Start

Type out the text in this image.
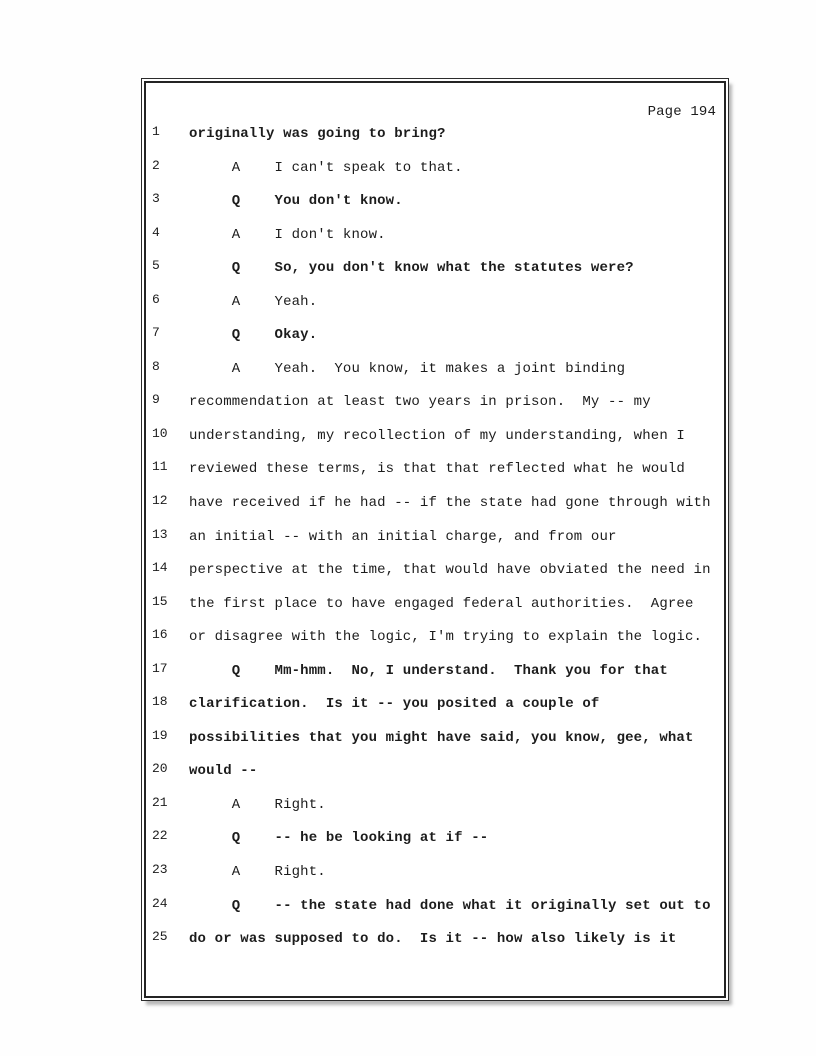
Page 194
1	originally was going to bring?
2	A    I can't speak to that.
3	Q    You don't know.
4	A    I don't know.
5	Q    So, you don't know what the statutes were?
6	A    Yeah.
7	Q    Okay.
8	A    Yeah.  You know, it makes a joint binding
9	recommendation at least two years in prison.  My -- my
10	understanding, my recollection of my understanding, when I
11	reviewed these terms, is that that reflected what he would
12	have received if he had -- if the state had gone through with
13	an initial -- with an initial charge, and from our
14	perspective at the time, that would have obviated the need in
15	the first place to have engaged federal authorities.  Agree
16	or disagree with the logic, I'm trying to explain the logic.
17	Q    Mm-hmm.  No, I understand.  Thank you for that
18	clarification.  Is it -- you posited a couple of
19	possibilities that you might have said, you know, gee, what
20	would --
21	A    Right.
22	Q    -- he be looking at if --
23	A    Right.
24	Q    -- the state had done what it originally set out to
25	do or was supposed to do.  Is it -- how also likely is it
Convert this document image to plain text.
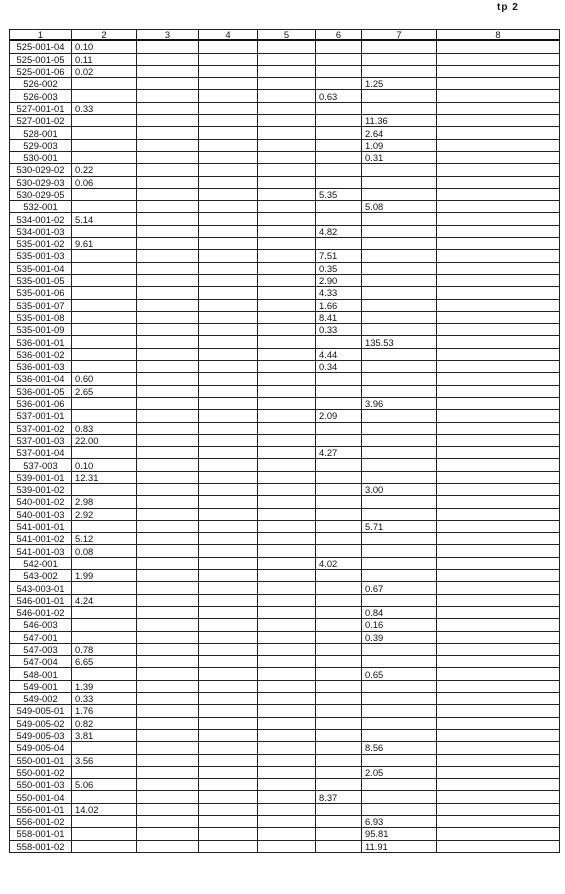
tp 2
1	2	3	4	5	6	7	8
525-001-04	0.10						
525-001-05	0.11						
525-001-06	0.02						
526-002						1.25	
526-003					0.63		
527-001-01	0.33						
527-001-02						11.36	
528-001						2.64	
529-003						1.09	
530-001						0.31	
530-029-02	0.22						
530-029-03	0.06						
530-029-05					5.35		
532-001						5.08	
534-001-02	5.14						
534-001-03					4.82		
535-001-02	9.61						
535-001-03					7.51		
535-001-04					0.35		
535-001-05					2.90		
535-001-06					4.33		
535-001-07					1.66		
535-001-08					8.41		
535-001-09					0.33		
536-001-01						135.53	
536-001-02					4.44		
536-001-03					0.34		
536-001-04	0.60						
536-001-05	2.65						
536-001-06						3.96	
537-001-01					2.09		
537-001-02	0.83						
537-001-03	22.00						
537-001-04					4.27		
537-003	0.10						
539-001-01	12.31						
539-001-02						3.00	
540-001-02	2.98						
540-001-03	2.92						
541-001-01						5.71	
541-001-02	5.12						
541-001-03	0.08						
542-001					4.02		
543-002	1.99						
543-003-01						0.67	
546-001-01	4.24						
546-001-02						0.84	
546-003						0.16	
547-001						0.39	
547-003	0.78						
547-004	6.65						
548-001						0.65	
549-001	1.39						
549-002	0.33						
549-005-01	1.76						
549-005-02	0.82						
549-005-03	3.81						
549-005-04						8.56	
550-001-01	3.56						
550-001-02						2.05	
550-001-03	5.06						
550-001-04					8.37		
556-001-01	14.02						
556-001-02						6.93	
558-001-01						95.81	
558-001-02						11.91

End

Copy all lines above containing the string "with".

12	have received if he had -- if the state had gone through with
13	an initial -- with an initial charge, and from our
16	or disagree with the logic, I'm trying to explain the logic.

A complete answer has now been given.